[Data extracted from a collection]
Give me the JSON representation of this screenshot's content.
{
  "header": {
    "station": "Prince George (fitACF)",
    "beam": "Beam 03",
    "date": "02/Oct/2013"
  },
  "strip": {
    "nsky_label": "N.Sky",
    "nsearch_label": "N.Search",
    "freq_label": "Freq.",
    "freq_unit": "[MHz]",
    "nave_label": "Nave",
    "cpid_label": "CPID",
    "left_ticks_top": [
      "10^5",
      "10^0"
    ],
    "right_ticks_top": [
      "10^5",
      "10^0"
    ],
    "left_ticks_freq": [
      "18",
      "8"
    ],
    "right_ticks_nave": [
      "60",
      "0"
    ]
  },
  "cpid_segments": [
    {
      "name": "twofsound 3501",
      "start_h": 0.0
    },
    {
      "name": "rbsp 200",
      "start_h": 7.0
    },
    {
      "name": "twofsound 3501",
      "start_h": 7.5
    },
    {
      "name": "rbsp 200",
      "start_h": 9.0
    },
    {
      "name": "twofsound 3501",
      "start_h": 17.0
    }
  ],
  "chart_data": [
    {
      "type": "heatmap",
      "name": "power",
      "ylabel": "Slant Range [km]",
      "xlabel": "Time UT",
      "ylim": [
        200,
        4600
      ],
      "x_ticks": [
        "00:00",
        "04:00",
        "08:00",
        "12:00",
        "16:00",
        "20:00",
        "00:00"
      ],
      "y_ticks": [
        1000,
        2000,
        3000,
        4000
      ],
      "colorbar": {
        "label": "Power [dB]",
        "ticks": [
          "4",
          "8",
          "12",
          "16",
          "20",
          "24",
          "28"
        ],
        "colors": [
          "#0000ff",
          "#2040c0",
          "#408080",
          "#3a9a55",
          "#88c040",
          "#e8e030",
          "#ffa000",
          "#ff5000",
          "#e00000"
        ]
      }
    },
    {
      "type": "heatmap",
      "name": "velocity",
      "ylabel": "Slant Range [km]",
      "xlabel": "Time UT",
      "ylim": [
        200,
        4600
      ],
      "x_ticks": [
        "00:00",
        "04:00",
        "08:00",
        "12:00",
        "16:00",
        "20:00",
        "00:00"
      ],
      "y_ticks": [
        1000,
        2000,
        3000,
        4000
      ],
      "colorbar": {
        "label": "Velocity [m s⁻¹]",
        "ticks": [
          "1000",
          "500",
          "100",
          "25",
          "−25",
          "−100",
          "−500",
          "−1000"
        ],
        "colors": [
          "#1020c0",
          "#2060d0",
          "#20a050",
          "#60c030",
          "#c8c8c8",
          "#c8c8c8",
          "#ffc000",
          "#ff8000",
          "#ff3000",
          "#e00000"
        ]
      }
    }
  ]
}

==

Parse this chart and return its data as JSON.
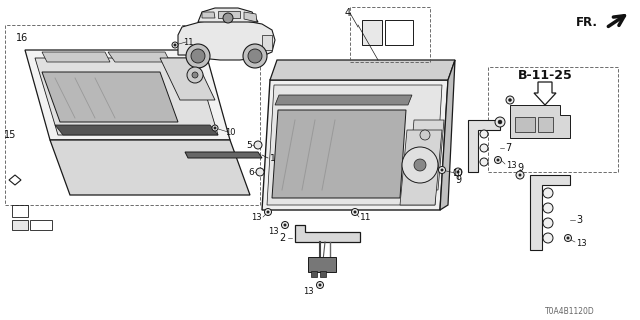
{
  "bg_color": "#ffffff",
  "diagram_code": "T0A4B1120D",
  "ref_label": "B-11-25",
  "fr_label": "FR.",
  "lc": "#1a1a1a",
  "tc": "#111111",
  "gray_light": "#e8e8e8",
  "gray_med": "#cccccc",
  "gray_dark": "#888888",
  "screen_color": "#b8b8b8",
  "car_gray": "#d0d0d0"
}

* * *

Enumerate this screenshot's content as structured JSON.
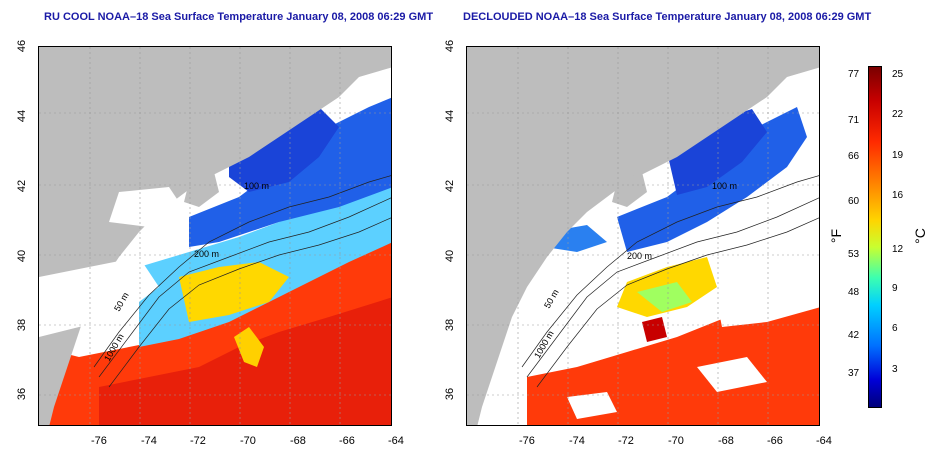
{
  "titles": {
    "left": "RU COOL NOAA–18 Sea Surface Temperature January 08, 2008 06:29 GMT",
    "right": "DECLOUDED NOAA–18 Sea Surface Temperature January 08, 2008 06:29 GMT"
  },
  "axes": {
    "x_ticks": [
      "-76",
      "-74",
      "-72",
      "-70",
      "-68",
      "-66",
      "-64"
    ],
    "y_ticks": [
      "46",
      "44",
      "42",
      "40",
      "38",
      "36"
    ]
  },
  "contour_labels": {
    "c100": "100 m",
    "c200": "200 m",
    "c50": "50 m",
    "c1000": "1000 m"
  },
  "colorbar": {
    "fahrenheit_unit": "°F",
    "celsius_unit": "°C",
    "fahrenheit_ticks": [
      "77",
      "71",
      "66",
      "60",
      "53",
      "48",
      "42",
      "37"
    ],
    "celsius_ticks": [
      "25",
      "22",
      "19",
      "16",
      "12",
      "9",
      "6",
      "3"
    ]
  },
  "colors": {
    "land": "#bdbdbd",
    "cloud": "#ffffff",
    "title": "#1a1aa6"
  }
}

Work to complete :: Copy every line of the listing where the word "Temperature" appears.

Written reply ::
    "left": "RU COOL NOAA–18 Sea Surface Temperature January 08, 2008 06:29 GMT",
    "right": "DECLOUDED NOAA–18 Sea Surface Temperature January 08, 2008 06:29 GMT"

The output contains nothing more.